Recorded data
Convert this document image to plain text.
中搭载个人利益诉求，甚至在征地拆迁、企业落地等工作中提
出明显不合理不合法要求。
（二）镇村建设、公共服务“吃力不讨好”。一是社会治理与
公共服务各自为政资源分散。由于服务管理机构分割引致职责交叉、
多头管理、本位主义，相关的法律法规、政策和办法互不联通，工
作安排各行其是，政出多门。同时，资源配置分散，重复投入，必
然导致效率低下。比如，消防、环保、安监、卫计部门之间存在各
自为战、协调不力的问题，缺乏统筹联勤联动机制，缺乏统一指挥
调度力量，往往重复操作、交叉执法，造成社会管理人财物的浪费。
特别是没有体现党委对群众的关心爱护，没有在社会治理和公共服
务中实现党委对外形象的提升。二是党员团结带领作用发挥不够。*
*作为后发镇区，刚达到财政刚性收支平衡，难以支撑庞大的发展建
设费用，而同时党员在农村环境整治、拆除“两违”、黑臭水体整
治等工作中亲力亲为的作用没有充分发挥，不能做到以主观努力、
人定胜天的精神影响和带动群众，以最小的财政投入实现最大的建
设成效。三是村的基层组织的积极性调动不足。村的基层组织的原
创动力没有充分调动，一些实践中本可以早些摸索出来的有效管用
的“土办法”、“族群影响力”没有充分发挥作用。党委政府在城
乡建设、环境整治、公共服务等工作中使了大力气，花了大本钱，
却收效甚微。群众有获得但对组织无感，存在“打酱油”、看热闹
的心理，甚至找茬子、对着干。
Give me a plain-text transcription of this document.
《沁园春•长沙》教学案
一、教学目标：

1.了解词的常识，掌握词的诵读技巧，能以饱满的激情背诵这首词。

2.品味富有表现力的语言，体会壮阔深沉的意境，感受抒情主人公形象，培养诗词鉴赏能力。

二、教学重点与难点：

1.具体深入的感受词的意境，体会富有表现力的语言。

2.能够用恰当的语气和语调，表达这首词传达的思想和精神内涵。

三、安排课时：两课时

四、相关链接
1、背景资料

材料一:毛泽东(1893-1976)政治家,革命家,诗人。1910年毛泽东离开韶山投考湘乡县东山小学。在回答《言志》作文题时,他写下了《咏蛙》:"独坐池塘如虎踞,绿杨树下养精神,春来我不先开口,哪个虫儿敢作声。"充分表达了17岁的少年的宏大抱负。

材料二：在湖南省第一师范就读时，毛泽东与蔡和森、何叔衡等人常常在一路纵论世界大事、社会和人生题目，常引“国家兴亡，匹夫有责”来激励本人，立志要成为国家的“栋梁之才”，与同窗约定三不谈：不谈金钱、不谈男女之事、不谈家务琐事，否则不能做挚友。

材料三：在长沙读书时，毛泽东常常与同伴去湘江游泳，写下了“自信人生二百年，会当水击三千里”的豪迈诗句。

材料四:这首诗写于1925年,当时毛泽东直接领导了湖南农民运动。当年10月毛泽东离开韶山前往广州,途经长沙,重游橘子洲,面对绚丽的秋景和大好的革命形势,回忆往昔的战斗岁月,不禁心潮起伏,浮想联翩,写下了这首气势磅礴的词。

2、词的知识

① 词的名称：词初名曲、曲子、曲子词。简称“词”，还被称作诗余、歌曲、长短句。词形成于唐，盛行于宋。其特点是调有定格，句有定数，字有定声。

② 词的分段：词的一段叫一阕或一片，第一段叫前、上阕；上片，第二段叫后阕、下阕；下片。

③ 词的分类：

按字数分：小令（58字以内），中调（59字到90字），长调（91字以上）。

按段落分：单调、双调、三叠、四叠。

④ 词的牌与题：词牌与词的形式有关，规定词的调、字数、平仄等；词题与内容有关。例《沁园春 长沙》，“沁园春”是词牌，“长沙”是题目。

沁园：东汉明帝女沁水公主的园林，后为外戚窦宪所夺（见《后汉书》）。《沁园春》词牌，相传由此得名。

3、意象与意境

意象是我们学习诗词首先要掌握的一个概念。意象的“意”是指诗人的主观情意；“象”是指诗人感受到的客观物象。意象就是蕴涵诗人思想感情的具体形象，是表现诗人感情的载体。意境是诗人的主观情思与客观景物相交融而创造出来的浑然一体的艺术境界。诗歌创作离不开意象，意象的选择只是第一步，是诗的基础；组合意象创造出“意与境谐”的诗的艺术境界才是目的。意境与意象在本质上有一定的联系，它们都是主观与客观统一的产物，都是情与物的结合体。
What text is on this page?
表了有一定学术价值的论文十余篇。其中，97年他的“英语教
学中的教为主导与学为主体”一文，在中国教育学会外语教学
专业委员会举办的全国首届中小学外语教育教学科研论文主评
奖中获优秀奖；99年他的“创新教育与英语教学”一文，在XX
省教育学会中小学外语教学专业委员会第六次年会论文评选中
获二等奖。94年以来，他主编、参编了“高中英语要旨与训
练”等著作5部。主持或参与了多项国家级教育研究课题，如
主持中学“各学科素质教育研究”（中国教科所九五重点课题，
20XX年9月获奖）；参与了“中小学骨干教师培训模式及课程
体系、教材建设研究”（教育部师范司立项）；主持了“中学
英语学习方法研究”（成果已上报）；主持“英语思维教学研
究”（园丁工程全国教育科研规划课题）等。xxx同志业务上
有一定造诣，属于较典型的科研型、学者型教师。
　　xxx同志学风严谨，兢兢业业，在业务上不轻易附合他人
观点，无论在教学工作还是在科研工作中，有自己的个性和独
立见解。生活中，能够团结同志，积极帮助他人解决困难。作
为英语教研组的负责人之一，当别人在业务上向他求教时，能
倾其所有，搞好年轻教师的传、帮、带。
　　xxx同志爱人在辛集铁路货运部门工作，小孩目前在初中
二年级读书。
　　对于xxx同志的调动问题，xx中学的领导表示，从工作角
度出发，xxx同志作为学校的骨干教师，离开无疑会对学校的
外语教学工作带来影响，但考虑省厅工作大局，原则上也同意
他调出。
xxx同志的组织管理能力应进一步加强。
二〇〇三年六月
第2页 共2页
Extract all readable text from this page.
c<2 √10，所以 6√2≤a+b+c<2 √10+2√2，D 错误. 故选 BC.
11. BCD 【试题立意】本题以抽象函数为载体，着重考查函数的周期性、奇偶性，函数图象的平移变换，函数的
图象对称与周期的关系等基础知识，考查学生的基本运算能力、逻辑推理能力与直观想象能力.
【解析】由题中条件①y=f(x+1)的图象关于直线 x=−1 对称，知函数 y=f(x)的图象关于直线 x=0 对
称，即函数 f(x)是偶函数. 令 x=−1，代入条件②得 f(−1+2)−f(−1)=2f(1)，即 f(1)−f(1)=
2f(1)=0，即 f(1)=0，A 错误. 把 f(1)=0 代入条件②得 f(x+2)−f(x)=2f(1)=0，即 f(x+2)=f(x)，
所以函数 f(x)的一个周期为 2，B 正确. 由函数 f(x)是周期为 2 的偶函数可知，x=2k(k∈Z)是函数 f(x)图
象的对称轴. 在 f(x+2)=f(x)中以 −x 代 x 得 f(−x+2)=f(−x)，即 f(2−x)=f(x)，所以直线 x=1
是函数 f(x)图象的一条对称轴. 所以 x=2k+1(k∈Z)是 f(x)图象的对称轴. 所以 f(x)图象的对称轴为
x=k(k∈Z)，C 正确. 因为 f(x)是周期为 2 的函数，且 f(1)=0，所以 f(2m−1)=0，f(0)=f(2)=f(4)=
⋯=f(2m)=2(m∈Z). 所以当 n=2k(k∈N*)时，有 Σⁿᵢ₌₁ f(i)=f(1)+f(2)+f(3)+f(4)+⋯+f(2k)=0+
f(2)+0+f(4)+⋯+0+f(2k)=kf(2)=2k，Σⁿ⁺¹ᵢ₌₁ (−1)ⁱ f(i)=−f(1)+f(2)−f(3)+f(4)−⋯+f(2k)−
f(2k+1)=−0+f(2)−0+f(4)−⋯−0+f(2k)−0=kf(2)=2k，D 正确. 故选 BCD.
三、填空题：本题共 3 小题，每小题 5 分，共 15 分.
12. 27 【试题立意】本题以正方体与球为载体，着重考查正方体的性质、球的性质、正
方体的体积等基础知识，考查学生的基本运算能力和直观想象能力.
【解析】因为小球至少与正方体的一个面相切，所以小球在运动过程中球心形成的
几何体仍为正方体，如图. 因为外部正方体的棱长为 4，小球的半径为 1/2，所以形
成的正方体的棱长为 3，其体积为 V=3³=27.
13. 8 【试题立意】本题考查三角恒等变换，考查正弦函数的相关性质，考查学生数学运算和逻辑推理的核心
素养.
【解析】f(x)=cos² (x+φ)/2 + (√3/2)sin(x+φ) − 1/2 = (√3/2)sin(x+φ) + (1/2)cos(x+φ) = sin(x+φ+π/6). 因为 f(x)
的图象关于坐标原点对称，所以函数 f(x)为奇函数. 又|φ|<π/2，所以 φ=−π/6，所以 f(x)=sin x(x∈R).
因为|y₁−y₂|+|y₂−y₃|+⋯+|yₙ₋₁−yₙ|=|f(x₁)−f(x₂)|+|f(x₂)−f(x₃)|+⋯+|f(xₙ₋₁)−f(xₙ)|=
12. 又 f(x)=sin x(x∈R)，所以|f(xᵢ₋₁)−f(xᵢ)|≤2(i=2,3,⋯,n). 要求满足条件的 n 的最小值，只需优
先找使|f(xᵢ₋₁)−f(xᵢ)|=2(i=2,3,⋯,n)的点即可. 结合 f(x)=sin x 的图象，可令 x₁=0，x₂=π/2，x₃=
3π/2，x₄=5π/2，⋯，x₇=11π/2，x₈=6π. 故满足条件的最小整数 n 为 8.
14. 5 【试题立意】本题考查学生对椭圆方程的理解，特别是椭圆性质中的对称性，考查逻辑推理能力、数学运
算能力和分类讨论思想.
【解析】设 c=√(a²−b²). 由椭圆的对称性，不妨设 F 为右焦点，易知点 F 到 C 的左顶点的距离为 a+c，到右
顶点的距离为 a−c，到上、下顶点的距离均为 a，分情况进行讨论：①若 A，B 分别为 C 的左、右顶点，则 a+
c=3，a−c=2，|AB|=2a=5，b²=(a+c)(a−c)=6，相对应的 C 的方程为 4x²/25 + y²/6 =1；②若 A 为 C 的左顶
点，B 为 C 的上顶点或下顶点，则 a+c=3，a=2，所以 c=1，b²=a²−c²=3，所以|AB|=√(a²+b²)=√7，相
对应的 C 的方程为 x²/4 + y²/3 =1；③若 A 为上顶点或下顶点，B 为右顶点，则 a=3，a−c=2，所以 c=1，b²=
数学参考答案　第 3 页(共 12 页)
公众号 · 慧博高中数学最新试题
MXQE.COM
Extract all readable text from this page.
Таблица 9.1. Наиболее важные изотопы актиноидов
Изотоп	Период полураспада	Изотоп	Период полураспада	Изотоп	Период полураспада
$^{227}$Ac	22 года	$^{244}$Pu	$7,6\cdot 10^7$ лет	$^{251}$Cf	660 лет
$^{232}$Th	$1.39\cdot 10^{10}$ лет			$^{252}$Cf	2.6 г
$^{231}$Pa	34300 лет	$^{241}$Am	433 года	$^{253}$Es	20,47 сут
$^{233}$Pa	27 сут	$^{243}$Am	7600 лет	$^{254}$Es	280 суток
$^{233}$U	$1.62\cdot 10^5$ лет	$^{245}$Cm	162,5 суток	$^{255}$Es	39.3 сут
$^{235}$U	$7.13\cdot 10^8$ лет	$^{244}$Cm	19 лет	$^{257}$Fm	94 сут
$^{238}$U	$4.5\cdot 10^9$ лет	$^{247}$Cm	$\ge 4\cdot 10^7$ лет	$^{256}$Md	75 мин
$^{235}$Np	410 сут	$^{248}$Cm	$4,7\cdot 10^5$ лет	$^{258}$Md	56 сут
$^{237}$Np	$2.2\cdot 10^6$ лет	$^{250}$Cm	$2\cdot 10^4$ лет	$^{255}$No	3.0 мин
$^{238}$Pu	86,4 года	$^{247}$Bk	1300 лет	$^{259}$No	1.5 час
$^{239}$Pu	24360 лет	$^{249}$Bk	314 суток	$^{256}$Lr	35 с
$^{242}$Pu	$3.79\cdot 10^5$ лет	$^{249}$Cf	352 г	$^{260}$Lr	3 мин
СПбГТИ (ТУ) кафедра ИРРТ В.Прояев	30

**WORK TO BE COMPLETED**
Collect each line containing the string "cdot".

**RESULT OF THE EXERCISE**
$^{227}$Ac	22 года	$^{244}$Pu	$7,6\cdot 10^7$ лет	$^{251}$Cf	660 лет
$^{232}$Th	$1.39\cdot 10^{10}$ лет			$^{252}$Cf	2.6 г
$^{233}$U	$1.62\cdot 10^5$ лет	$^{245}$Cm	162,5 суток	$^{255}$Es	39.3 сут
$^{235}$U	$7.13\cdot 10^8$ лет	$^{244}$Cm	19 лет	$^{257}$Fm	94 сут
$^{238}$U	$4.5\cdot 10^9$ лет	$^{247}$Cm	$\ge 4\cdot 10^7$ лет	$^{256}$Md	75 мин
$^{235}$Np	410 сут	$^{248}$Cm	$4,7\cdot 10^5$ лет	$^{258}$Md	56 сут
$^{237}$Np	$2.2\cdot 10^6$ лет	$^{250}$Cm	$2\cdot 10^4$ лет	$^{255}$No	3.0 мин
$^{242}$Pu	$3.79\cdot 10^5$ лет	$^{249}$Cf	352 г	$^{260}$Lr	3 мин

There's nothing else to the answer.